(A run of records)
[START]
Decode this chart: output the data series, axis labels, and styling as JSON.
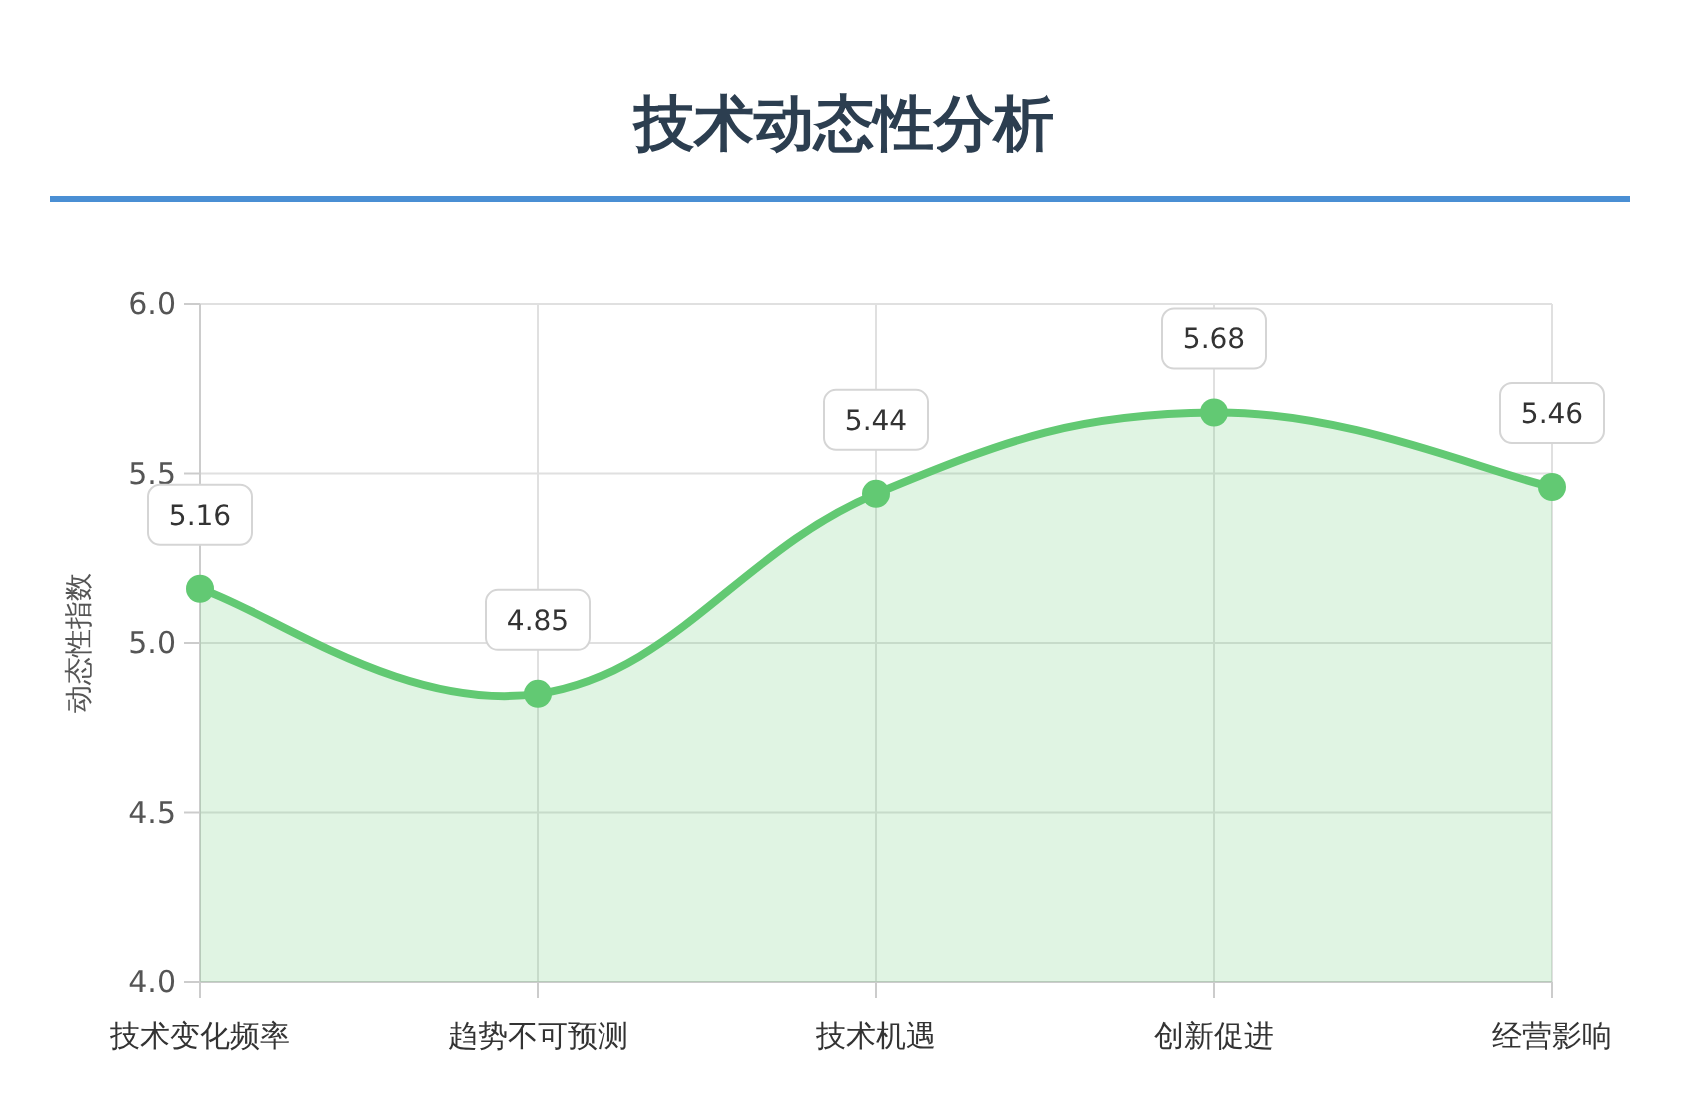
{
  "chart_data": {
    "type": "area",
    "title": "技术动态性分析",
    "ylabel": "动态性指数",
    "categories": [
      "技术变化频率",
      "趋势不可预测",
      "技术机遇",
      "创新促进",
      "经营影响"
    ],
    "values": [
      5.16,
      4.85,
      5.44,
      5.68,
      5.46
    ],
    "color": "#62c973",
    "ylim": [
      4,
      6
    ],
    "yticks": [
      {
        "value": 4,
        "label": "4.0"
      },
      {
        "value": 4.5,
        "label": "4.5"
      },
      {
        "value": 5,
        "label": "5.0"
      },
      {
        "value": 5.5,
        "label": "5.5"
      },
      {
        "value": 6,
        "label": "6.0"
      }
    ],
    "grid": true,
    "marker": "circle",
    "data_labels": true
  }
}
[END]
[START]
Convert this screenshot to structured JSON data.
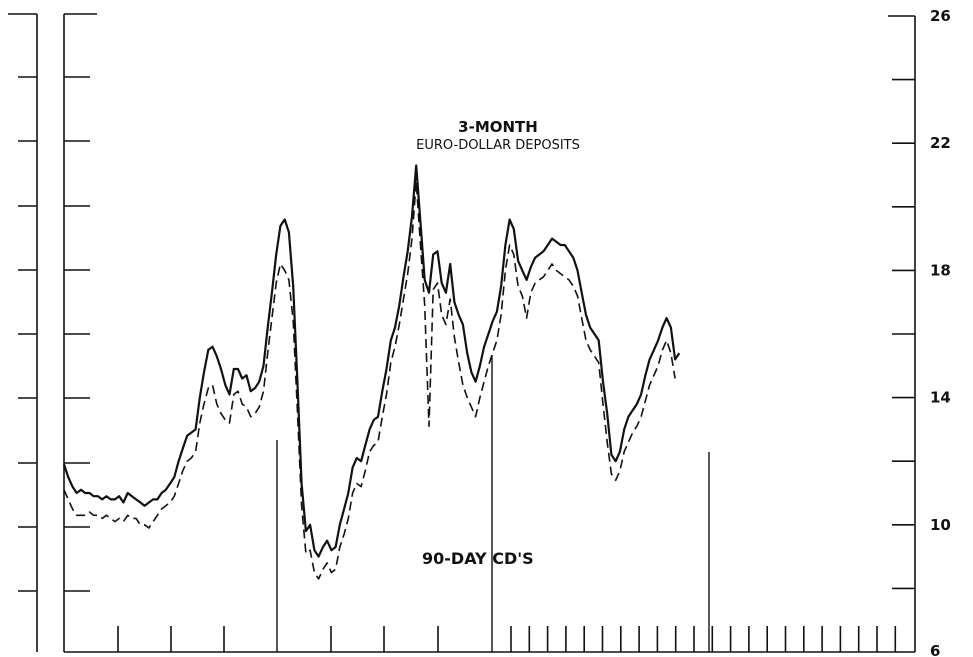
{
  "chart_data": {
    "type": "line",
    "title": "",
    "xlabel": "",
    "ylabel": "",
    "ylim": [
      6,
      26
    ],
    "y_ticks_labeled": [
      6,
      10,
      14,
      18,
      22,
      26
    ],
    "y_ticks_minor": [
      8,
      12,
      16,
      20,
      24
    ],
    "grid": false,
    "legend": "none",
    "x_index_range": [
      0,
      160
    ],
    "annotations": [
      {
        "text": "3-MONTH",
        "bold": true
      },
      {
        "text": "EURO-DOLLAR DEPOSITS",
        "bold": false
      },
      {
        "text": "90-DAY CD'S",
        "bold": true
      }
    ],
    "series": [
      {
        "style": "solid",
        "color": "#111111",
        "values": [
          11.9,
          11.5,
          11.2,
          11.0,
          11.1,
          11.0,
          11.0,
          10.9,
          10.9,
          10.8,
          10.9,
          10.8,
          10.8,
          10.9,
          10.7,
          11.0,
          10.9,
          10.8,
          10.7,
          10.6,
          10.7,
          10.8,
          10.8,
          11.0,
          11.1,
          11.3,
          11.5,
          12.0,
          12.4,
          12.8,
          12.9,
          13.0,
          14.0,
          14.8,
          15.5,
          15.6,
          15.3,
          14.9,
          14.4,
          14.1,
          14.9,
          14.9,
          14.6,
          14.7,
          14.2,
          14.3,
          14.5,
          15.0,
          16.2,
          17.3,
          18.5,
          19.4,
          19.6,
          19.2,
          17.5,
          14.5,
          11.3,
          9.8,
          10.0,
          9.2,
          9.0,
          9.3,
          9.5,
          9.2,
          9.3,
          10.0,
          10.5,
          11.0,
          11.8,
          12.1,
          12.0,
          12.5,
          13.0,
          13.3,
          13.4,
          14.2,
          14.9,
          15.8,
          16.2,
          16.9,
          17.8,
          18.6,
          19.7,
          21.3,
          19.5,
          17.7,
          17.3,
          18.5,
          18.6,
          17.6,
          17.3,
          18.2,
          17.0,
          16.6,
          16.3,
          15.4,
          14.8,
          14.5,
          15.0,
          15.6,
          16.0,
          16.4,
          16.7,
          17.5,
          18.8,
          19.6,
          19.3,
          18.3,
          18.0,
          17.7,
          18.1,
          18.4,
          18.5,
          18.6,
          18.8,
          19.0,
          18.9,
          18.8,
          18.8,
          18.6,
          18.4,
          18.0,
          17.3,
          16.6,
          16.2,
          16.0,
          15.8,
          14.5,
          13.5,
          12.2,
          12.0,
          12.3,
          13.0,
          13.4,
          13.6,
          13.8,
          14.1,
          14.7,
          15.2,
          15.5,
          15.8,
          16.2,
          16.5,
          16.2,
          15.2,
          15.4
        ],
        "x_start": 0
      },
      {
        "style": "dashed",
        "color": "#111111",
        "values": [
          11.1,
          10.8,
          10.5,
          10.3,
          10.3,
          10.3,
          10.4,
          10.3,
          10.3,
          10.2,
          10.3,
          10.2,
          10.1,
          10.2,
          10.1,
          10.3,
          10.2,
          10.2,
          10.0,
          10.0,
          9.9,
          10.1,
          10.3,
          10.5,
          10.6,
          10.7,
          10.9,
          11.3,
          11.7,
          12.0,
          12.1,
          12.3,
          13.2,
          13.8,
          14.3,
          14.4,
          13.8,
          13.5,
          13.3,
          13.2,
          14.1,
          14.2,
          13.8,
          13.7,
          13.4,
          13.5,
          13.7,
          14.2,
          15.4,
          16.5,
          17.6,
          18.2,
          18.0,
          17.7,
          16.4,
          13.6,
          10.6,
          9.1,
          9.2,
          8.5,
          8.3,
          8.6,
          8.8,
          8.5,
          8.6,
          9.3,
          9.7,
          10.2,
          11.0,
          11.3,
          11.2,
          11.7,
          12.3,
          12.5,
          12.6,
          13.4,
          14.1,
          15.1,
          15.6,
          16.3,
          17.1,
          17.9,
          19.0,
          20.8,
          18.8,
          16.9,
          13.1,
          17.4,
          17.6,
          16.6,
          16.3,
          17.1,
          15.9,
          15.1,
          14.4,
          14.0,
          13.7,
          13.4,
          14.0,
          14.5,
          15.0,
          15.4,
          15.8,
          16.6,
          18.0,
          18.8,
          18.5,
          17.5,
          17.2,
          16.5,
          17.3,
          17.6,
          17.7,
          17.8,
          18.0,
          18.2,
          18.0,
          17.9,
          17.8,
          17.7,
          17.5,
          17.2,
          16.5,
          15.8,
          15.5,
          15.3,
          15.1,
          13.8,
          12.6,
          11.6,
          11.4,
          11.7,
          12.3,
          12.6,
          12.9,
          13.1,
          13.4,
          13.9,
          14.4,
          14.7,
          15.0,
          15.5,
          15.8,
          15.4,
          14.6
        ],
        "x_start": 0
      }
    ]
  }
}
[END]
[START]
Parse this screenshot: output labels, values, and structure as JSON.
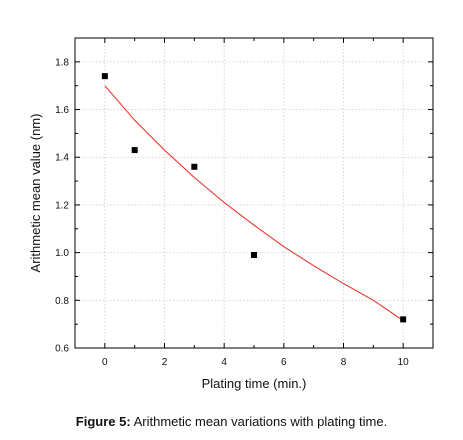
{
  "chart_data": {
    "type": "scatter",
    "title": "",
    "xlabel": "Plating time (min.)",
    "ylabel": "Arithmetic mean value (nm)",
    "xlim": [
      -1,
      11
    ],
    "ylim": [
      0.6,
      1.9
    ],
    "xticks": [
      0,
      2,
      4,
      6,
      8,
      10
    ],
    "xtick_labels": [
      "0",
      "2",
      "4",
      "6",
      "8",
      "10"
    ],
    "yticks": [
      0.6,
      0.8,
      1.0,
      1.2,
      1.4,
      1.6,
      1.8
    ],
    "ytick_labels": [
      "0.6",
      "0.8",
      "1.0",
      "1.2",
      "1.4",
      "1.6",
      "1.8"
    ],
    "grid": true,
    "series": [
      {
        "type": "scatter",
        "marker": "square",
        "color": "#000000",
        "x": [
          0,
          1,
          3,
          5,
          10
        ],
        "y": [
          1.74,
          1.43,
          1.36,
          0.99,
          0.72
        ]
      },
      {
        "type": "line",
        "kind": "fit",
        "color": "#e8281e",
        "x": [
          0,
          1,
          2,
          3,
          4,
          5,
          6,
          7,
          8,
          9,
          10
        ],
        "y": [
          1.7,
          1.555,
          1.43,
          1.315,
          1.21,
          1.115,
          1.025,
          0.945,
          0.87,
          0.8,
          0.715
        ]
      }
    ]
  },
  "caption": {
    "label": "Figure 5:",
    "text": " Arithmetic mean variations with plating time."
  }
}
[END]
__Instructions to follow__: Among the entries, how many lines contain the string "this"? Give the number without anything else.

__Exercise result__: 3